The answer must consist of each line below that contains the string "minutes".

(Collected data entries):
☆ ☆ ☆ ☆ ☆
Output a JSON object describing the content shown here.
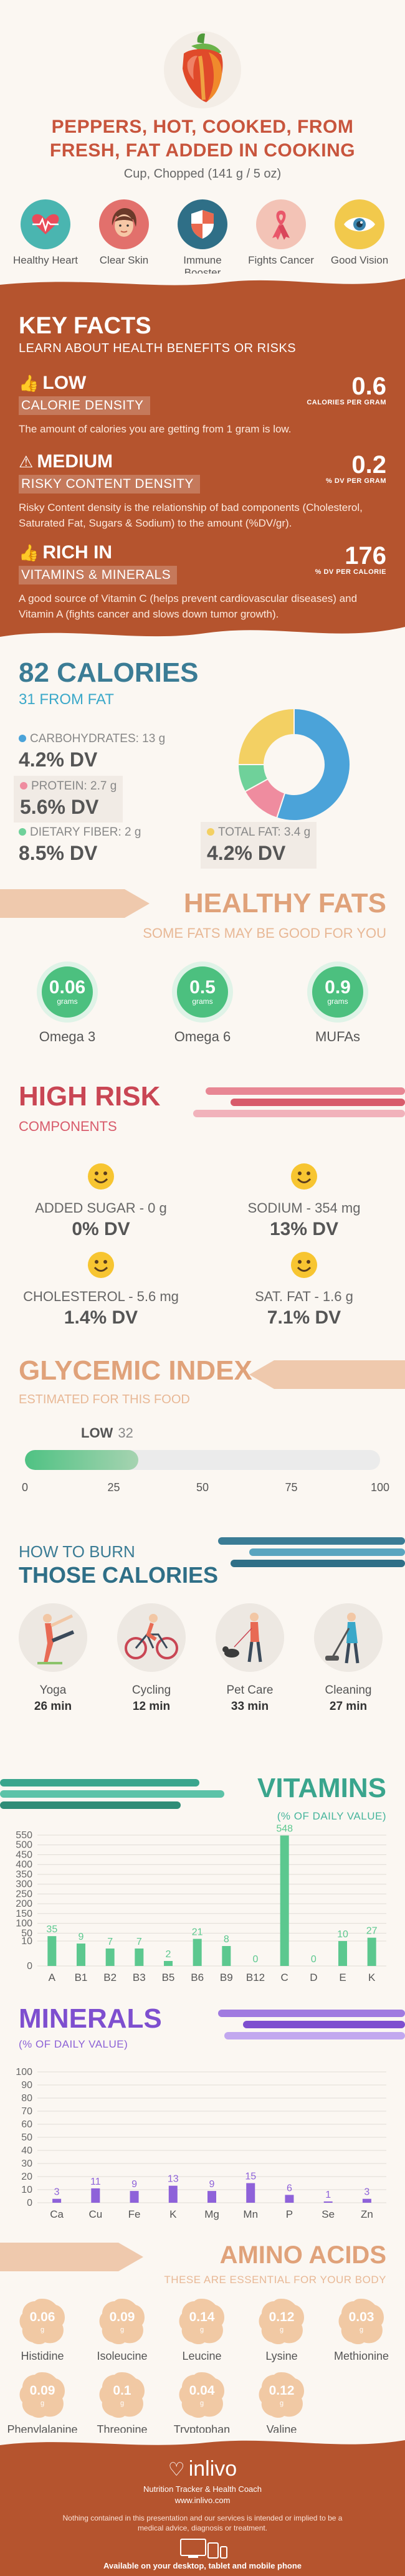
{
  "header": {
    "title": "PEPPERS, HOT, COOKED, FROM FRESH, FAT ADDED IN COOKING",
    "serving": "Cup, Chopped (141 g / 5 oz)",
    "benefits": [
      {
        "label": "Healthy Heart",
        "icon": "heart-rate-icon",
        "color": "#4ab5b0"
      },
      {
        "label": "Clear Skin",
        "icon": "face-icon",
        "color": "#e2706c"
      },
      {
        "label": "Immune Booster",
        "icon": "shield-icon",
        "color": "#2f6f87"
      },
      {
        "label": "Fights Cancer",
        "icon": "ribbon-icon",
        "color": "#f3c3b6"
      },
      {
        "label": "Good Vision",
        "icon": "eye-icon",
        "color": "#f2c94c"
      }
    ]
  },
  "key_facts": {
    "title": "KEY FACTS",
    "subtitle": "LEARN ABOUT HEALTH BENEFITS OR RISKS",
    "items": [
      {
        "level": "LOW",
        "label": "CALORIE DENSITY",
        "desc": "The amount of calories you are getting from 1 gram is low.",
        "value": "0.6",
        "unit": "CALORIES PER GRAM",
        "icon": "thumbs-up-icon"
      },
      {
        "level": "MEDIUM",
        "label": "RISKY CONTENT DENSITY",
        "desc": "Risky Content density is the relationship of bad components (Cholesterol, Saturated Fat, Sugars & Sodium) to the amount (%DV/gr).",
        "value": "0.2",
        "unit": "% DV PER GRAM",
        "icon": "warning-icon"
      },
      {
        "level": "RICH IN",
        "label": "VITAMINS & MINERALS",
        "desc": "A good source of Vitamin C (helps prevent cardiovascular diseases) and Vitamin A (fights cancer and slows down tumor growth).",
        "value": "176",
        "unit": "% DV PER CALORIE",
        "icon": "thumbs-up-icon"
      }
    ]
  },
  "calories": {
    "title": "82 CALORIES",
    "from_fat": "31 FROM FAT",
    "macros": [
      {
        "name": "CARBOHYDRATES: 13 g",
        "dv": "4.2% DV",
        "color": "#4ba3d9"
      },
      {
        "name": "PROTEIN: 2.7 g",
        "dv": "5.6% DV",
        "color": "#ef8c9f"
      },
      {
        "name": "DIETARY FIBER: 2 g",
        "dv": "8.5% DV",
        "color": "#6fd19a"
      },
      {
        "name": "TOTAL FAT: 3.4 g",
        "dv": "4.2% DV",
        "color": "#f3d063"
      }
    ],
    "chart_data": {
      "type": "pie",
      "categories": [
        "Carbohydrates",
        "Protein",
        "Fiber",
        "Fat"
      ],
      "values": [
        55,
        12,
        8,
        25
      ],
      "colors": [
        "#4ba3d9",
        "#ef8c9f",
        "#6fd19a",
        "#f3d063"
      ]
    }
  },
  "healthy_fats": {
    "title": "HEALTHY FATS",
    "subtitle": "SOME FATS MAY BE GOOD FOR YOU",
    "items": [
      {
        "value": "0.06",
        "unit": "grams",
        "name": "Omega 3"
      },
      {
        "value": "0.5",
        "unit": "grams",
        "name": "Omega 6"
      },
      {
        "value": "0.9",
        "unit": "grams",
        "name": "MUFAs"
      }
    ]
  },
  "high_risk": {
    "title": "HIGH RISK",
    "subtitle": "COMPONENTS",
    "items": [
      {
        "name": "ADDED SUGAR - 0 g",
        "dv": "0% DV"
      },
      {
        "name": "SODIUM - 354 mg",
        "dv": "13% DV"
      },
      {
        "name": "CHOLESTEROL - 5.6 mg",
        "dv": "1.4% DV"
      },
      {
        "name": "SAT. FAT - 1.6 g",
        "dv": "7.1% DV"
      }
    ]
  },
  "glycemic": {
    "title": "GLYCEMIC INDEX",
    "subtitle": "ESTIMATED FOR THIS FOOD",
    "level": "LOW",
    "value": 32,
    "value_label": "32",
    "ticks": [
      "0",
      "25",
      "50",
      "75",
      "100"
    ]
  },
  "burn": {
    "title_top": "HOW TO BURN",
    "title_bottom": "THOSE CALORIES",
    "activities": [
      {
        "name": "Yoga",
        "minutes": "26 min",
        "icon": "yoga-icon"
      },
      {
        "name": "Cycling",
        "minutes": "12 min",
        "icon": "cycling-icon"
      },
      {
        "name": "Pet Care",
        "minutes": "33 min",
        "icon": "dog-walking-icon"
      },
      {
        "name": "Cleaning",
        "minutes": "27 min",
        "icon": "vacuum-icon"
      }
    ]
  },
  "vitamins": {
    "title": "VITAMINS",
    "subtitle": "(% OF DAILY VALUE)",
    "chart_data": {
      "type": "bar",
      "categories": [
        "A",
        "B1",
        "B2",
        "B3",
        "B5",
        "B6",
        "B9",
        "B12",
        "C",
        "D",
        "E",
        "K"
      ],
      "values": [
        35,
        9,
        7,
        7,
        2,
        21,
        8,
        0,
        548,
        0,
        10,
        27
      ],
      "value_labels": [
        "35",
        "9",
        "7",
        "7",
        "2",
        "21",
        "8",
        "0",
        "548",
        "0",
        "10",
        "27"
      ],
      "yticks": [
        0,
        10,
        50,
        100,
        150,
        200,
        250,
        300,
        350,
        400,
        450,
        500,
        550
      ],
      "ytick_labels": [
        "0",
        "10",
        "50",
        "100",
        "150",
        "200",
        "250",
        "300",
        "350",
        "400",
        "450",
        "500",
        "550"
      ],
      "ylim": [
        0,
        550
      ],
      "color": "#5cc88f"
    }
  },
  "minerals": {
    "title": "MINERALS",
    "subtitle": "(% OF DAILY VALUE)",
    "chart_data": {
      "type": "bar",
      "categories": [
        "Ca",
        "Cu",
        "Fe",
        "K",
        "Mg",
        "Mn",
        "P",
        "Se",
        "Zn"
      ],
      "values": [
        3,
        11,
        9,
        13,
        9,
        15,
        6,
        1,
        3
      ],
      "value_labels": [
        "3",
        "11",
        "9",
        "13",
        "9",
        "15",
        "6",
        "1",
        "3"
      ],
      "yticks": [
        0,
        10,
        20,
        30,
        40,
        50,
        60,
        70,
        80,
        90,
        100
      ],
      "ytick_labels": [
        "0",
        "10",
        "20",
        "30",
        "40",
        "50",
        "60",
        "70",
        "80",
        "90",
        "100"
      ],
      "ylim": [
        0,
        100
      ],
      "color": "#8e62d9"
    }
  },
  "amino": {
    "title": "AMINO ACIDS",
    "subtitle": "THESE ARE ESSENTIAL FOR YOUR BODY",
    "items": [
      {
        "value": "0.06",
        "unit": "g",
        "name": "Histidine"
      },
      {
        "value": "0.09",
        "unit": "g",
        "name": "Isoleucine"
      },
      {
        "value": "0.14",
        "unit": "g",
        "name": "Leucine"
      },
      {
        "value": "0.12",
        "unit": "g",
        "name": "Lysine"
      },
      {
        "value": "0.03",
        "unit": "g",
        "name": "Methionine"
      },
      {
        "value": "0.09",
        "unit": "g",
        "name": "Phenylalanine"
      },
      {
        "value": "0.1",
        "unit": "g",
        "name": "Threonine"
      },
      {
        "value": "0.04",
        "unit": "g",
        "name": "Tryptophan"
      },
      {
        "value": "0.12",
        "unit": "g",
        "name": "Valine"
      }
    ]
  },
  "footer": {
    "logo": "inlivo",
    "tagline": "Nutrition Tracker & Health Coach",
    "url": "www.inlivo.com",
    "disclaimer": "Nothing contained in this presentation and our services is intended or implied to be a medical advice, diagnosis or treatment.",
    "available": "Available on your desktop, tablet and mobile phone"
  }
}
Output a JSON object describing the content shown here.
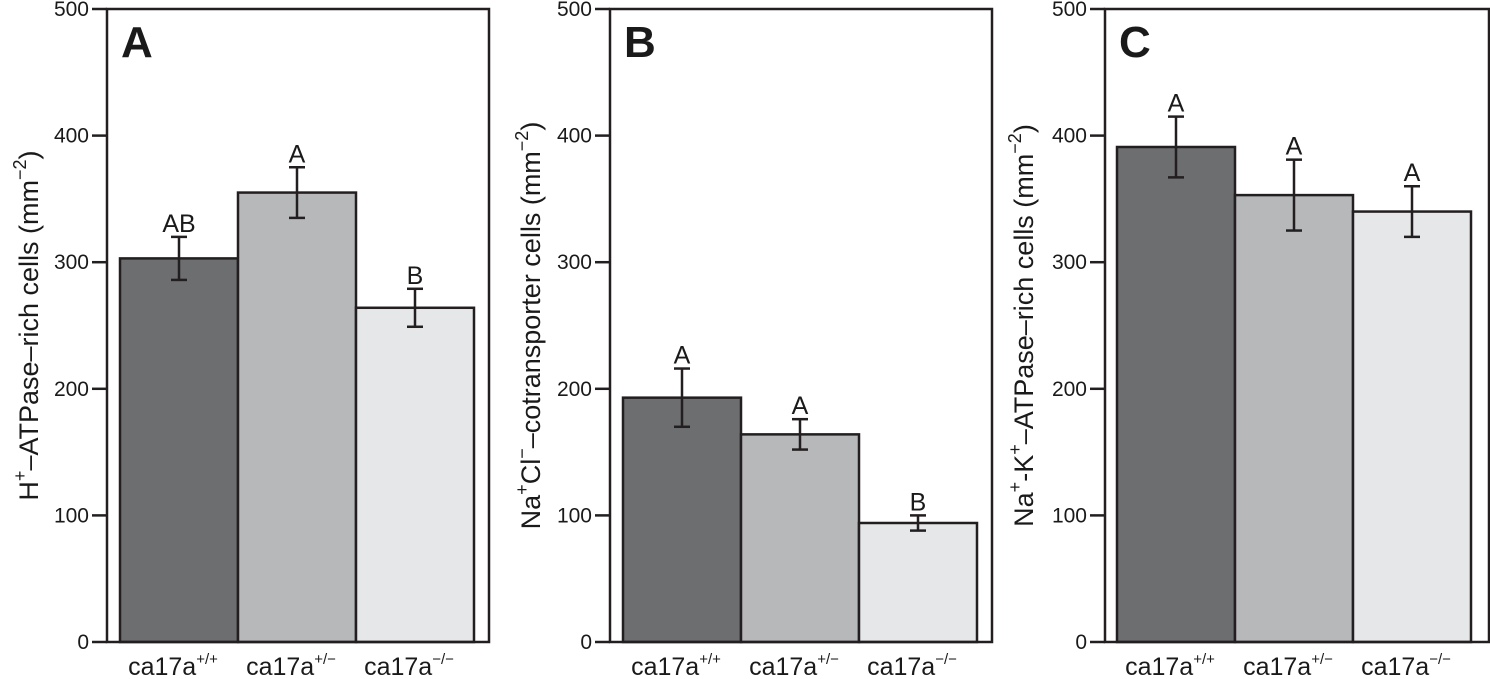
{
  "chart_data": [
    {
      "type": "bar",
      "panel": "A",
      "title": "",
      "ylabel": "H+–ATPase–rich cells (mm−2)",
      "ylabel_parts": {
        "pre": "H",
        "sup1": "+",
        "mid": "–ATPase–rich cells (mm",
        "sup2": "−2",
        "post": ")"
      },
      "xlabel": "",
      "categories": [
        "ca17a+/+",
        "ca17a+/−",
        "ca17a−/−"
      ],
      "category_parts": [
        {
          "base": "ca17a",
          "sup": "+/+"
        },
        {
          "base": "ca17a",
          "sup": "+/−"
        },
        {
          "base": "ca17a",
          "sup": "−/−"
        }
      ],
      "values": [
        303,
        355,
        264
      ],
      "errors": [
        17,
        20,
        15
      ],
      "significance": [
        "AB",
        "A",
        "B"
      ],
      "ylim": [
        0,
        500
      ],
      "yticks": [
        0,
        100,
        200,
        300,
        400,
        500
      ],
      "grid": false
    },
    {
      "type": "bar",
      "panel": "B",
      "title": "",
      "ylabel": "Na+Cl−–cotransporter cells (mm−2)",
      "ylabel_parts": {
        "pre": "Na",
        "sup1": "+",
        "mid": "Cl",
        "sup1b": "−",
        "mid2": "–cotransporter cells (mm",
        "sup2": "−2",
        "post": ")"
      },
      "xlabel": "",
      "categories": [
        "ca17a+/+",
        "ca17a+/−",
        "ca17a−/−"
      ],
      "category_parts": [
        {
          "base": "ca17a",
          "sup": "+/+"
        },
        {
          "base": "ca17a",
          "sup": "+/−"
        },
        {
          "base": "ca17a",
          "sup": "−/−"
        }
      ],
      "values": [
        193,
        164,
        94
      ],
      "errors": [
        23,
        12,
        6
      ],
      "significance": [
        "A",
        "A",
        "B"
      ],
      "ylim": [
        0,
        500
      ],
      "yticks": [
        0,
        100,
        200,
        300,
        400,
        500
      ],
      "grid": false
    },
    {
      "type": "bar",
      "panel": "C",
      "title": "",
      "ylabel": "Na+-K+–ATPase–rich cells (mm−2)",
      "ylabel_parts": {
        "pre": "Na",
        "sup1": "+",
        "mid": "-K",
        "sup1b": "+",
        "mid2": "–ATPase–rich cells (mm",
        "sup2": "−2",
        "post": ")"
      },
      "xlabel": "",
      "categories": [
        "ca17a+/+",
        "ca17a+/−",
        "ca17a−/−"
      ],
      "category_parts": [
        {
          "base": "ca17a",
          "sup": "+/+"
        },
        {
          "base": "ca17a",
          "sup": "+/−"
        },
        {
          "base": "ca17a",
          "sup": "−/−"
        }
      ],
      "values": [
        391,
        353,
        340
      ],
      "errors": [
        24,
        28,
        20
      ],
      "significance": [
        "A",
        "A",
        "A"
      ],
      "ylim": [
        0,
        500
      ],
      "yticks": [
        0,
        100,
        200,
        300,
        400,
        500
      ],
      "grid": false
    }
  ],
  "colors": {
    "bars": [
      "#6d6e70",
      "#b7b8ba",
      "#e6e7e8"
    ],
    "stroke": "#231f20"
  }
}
☆ ☆ ☆ ☆ ☆
(SOLVED EXERCISE):
        "minutes": "26 min",
        "minutes": "12 min",
        "minutes": "33 min",
        "minutes": "27 min",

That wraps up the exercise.